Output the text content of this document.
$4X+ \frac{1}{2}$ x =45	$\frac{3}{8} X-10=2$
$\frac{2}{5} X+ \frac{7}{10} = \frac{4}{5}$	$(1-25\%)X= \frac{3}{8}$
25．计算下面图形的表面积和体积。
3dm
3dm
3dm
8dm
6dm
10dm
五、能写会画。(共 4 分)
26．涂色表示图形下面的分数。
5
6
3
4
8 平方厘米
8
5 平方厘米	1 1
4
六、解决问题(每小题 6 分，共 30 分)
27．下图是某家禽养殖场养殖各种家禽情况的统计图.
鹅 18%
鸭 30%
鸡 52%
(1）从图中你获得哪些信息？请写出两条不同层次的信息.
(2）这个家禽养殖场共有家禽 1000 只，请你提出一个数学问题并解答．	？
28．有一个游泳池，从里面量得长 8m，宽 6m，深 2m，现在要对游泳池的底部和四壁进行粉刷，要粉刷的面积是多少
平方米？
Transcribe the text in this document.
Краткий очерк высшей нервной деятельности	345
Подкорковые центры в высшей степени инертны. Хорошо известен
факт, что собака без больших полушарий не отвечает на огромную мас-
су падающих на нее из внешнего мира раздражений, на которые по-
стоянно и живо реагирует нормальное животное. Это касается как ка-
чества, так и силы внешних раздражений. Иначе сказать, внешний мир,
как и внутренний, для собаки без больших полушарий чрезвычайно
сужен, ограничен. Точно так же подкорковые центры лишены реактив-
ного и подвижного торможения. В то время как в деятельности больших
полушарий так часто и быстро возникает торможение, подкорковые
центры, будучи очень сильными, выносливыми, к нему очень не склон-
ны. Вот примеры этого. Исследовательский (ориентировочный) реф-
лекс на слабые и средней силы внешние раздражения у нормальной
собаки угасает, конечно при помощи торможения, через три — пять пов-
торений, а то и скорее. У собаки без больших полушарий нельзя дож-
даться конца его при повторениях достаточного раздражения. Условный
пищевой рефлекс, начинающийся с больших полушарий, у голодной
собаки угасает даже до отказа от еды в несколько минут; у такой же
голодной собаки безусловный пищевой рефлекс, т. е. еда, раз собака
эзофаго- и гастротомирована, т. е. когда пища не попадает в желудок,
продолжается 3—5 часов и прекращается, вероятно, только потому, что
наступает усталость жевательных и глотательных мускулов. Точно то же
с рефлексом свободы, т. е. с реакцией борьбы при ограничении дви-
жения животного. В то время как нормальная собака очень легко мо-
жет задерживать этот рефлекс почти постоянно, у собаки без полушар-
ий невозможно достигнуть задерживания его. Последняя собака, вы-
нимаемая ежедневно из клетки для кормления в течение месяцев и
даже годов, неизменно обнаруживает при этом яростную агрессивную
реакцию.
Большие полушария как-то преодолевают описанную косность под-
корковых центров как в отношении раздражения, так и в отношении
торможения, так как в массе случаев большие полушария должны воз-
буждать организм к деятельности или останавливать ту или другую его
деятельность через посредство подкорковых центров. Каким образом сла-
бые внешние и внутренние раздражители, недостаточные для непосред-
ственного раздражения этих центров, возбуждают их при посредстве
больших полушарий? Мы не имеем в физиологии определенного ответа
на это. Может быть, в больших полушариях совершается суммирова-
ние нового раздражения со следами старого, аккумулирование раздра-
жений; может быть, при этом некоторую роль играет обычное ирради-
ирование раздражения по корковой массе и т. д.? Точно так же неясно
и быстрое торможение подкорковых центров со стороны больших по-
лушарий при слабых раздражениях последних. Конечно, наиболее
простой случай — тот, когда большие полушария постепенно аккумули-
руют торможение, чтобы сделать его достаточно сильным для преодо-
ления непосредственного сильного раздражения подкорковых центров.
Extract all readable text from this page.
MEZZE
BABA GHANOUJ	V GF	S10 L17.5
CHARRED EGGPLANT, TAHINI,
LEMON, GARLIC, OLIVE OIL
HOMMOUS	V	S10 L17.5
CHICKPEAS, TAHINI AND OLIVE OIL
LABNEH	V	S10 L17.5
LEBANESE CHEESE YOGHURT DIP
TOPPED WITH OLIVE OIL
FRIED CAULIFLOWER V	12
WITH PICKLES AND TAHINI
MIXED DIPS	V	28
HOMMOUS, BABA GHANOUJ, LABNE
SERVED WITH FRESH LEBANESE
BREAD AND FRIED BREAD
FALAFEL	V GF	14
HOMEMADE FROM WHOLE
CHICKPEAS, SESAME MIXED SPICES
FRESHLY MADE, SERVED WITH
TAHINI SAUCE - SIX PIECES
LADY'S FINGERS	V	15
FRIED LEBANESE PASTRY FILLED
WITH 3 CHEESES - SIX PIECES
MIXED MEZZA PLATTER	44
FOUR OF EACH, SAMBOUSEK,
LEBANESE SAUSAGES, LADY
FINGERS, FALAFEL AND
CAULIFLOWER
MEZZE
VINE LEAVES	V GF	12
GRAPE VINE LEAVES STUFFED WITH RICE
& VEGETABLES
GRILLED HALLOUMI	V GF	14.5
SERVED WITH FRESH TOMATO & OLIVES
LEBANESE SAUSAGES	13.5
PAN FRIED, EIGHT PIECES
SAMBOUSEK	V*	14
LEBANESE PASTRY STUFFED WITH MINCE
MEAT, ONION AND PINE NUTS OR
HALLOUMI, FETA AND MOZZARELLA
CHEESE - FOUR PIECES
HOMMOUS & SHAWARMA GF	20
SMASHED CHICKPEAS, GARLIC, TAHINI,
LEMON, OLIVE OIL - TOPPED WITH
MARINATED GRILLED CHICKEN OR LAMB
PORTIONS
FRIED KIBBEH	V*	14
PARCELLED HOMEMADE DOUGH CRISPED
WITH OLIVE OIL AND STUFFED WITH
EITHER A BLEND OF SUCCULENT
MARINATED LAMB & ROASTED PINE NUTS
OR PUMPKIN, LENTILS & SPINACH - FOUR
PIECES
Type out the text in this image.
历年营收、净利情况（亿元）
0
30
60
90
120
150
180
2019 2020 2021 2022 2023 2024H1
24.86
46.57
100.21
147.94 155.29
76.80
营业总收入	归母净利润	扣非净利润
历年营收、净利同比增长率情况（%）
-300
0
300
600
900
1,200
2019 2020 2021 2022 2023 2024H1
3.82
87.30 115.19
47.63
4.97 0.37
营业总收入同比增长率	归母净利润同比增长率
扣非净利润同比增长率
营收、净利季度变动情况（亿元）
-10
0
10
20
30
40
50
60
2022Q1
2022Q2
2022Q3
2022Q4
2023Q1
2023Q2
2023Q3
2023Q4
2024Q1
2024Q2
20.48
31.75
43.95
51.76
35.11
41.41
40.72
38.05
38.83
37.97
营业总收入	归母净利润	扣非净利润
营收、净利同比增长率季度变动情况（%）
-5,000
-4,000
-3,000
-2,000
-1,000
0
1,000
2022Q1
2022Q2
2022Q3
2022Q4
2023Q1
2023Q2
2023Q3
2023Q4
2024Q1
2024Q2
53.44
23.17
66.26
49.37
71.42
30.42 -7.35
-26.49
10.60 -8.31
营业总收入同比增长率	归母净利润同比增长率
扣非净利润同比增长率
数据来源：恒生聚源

────────────────

### EXERCISE AIM
Copy out the material word for word and line for line.

### ANSWER
Output the text content of this document.
$4X+ \frac{1}{2}$ x =45	$\frac{3}{8} X-10=2$
$\frac{2}{5} X+ \frac{7}{10} = \frac{4}{5}$	$(1-25\%)X= \frac{3}{8}$
25．计算下面图形的表面积和体积。
3dm
3dm
3dm
8dm
6dm
10dm
五、能写会画。(共 4 分)
26．涂色表示图形下面的分数。
5
6
3
4
8 平方厘米
8
5 平方厘米	1 1
4
六、解决问题(每小题 6 分，共 30 分)
27．下图是某家禽养殖场养殖各种家禽情况的统计图.
鹅 18%
鸭 30%
鸡 52%
(1）从图中你获得哪些信息？请写出两条不同层次的信息.
(2）这个家禽养殖场共有家禽 1000 只，请你提出一个数学问题并解答．	？
28．有一个游泳池，从里面量得长 8m，宽 6m，深 2m，现在要对游泳池的底部和四壁进行粉刷，要粉刷的面积是多少
平方米？
Transcribe the text in this document.
Краткий очерк высшей нервной деятельности	345
Подкорковые центры в высшей степени инертны. Хорошо известен
факт, что собака без больших полушарий не отвечает на огромную мас-
су падающих на нее из внешнего мира раздражений, на которые по-
стоянно и живо реагирует нормальное животное. Это касается как ка-
чества, так и силы внешних раздражений. Иначе сказать, внешний мир,
как и внутренний, для собаки без больших полушарий чрезвычайно
сужен, ограничен. Точно так же подкорковые центры лишены реактив-
ного и подвижного торможения. В то время как в деятельности больших
полушарий так часто и быстро возникает торможение, подкорковые
центры, будучи очень сильными, выносливыми, к нему очень не склон-
ны. Вот примеры этого. Исследовательский (ориентировочный) реф-
лекс на слабые и средней силы внешние раздражения у нормальной
собаки угасает, конечно при помощи торможения, через три — пять пов-
торений, а то и скорее. У собаки без больших полушарий нельзя дож-
даться конца его при повторениях достаточного раздражения. Условный
пищевой рефлекс, начинающийся с больших полушарий, у голодной
собаки угасает даже до отказа от еды в несколько минут; у такой же
голодной собаки безусловный пищевой рефлекс, т. е. еда, раз собака
эзофаго- и гастротомирована, т. е. когда пища не попадает в желудок,
продолжается 3—5 часов и прекращается, вероятно, только потому, что
наступает усталость жевательных и глотательных мускулов. Точно то же
с рефлексом свободы, т. е. с реакцией борьбы при ограничении дви-
жения животного. В то время как нормальная собака очень легко мо-
жет задерживать этот рефлекс почти постоянно, у собаки без полушар-
ий невозможно достигнуть задерживания его. Последняя собака, вы-
нимаемая ежедневно из клетки для кормления в течение месяцев и
даже годов, неизменно обнаруживает при этом яростную агрессивную
реакцию.
Большие полушария как-то преодолевают описанную косность под-
корковых центров как в отношении раздражения, так и в отношении
торможения, так как в массе случаев большие полушария должны воз-
буждать организм к деятельности или останавливать ту или другую его
деятельность через посредство подкорковых центров. Каким образом сла-
бые внешние и внутренние раздражители, недостаточные для непосред-
ственного раздражения этих центров, возбуждают их при посредстве
больших полушарий? Мы не имеем в физиологии определенного ответа
на это. Может быть, в больших полушариях совершается суммирова-
ние нового раздражения со следами старого, аккумулирование раздра-
жений; может быть, при этом некоторую роль играет обычное ирради-
ирование раздражения по корковой массе и т. д.? Точно так же неясно
и быстрое торможение подкорковых центров со стороны больших по-
лушарий при слабых раздражениях последних. Конечно, наиболее
простой случай — тот, когда большие полушария постепенно аккумули-
руют торможение, чтобы сделать его достаточно сильным для преодо-
ления непосредственного сильного раздражения подкорковых центров.
Extract all readable text from this page.
MEZZE
BABA GHANOUJ	V GF	S10 L17.5
CHARRED EGGPLANT, TAHINI,
LEMON, GARLIC, OLIVE OIL
HOMMOUS	V	S10 L17.5
CHICKPEAS, TAHINI AND OLIVE OIL
LABNEH	V	S10 L17.5
LEBANESE CHEESE YOGHURT DIP
TOPPED WITH OLIVE OIL
FRIED CAULIFLOWER V	12
WITH PICKLES AND TAHINI
MIXED DIPS	V	28
HOMMOUS, BABA GHANOUJ, LABNE
SERVED WITH FRESH LEBANESE
BREAD AND FRIED BREAD
FALAFEL	V GF	14
HOMEMADE FROM WHOLE
CHICKPEAS, SESAME MIXED SPICES
FRESHLY MADE, SERVED WITH
TAHINI SAUCE - SIX PIECES
LADY'S FINGERS	V	15
FRIED LEBANESE PASTRY FILLED
WITH 3 CHEESES - SIX PIECES
MIXED MEZZA PLATTER	44
FOUR OF EACH, SAMBOUSEK,
LEBANESE SAUSAGES, LADY
FINGERS, FALAFEL AND
CAULIFLOWER
MEZZE
VINE LEAVES	V GF	12
GRAPE VINE LEAVES STUFFED WITH RICE
& VEGETABLES
GRILLED HALLOUMI	V GF	14.5
SERVED WITH FRESH TOMATO & OLIVES
LEBANESE SAUSAGES	13.5
PAN FRIED, EIGHT PIECES
SAMBOUSEK	V*	14
LEBANESE PASTRY STUFFED WITH MINCE
MEAT, ONION AND PINE NUTS OR
HALLOUMI, FETA AND MOZZARELLA
CHEESE - FOUR PIECES
HOMMOUS & SHAWARMA GF	20
SMASHED CHICKPEAS, GARLIC, TAHINI,
LEMON, OLIVE OIL - TOPPED WITH
MARINATED GRILLED CHICKEN OR LAMB
PORTIONS
FRIED KIBBEH	V*	14
PARCELLED HOMEMADE DOUGH CRISPED
WITH OLIVE OIL AND STUFFED WITH
EITHER A BLEND OF SUCCULENT
MARINATED LAMB & ROASTED PINE NUTS
OR PUMPKIN, LENTILS & SPINACH - FOUR
PIECES
Type out the text in this image.
历年营收、净利情况（亿元）
0
30
60
90
120
150
180
2019 2020 2021 2022 2023 2024H1
24.86
46.57
100.21
147.94 155.29
76.80
营业总收入	归母净利润	扣非净利润
历年营收、净利同比增长率情况（%）
-300
0
300
600
900
1,200
2019 2020 2021 2022 2023 2024H1
3.82
87.30 115.19
47.63
4.97 0.37
营业总收入同比增长率	归母净利润同比增长率
扣非净利润同比增长率
营收、净利季度变动情况（亿元）
-10
0
10
20
30
40
50
60
2022Q1
2022Q2
2022Q3
2022Q4
2023Q1
2023Q2
2023Q3
2023Q4
2024Q1
2024Q2
20.48
31.75
43.95
51.76
35.11
41.41
40.72
38.05
38.83
37.97
营业总收入	归母净利润	扣非净利润
营收、净利同比增长率季度变动情况（%）
-5,000
-4,000
-3,000
-2,000
-1,000
0
1,000
2022Q1
2022Q2
2022Q3
2022Q4
2023Q1
2023Q2
2023Q3
2023Q4
2024Q1
2024Q2
53.44
23.17
66.26
49.37
71.42
30.42 -7.35
-26.49
10.60 -8.31
营业总收入同比增长率	归母净利润同比增长率
扣非净利润同比增长率
数据来源：恒生聚源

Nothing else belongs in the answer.